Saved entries
-------

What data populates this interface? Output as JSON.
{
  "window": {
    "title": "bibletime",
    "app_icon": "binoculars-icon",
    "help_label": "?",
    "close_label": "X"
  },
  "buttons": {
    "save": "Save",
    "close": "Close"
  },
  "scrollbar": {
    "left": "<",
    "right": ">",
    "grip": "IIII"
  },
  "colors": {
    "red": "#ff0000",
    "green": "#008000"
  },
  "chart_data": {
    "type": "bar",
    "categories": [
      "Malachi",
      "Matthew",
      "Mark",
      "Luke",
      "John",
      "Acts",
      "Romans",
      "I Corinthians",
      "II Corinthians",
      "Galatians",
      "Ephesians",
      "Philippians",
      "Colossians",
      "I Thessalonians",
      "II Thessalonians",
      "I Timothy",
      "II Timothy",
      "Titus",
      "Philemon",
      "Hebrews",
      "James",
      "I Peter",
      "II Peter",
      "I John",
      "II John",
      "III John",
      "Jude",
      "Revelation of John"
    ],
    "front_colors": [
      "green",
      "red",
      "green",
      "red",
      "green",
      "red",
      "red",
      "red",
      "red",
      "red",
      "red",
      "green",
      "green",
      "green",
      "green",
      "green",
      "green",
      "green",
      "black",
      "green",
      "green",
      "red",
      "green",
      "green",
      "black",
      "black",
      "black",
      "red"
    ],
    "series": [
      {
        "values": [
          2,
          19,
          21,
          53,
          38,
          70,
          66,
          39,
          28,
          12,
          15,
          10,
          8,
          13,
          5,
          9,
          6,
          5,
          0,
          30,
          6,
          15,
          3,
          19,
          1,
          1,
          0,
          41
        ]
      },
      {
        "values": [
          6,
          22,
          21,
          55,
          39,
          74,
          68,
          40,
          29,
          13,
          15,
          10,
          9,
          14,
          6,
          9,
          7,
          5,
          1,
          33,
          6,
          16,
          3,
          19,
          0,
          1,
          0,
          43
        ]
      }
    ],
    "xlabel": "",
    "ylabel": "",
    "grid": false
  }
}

-------

§ **Objective**
Only lines with "John" are wanted here; list each of them.

§ **Response to this exercise**
      "John",
      "I John",
      "II John",
      "III John",
      "Revelation of John"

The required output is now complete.